Supplied text:
Other XML Idiocy

elephant · Feb 4, 2026

Quite often I see decisions around creating XML schemas that involve the same mistake repeated over and over.

The persons making the decisions seem to have forgotten that XML supports attributes and that you express data in those attributes.

Compare these two fragments:

<Company>
<Name>Umbrella Corporation</Name>
<City>Ottawa</City>
<Province>Ontario</Province>
</Company>

<Company
Name="Umbrella Corporation"
City="Ottawa"
Province="Ontario" />

The former wastes space. As to why some software favors the former over the latter makes no sense to me.

No need to reply. I just like to complain.

drhowarddrfine · Feb 4, 2026

You have two different things going on there. The first says "this element contains information about a company". The second is an element with attributes that describe the element. So they're not the same thing

covacat · Feb 4, 2026

you can xslt it back and forth

cracauer@ · Feb 4, 2026

xslt... /me reaches for the crucifix.

Short problem: Reproduce the forum thread about XML elements and attributes in full, word for word.

Available data:
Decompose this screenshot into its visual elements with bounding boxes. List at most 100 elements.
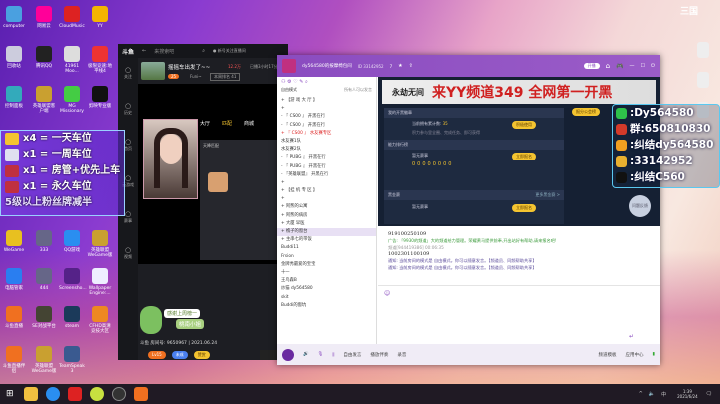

The result:
Other XML Idiocy

elephant · Feb 4, 2026

Quite often I see decisions around creating XML schemas that involve the same mistake repeated over and over.

The persons making the decisions seem to have forgotten that XML supports attributes and that you express data in those attributes.

Compare these two fragments:

<Company>
<Name>Umbrella Corporation</Name>
<City>Ottawa</City>
<Province>Ontario</Province>
</Company>

<Company
Name="Umbrella Corporation"
City="Ottawa"
Province="Ontario" />

The former wastes space. As to why some software favors the former over the latter makes no sense to me.

No need to reply. I just like to complain.

drhowarddrfine · Feb 4, 2026

You have two different things going on there. The first says "this element contains information about a company". The second is an element with attributes that describe the element. So they're not the same thing

covacat · Feb 4, 2026

you can xslt it back and forth

cracauer@ · Feb 4, 2026

xslt... /me reaches for the crucifix.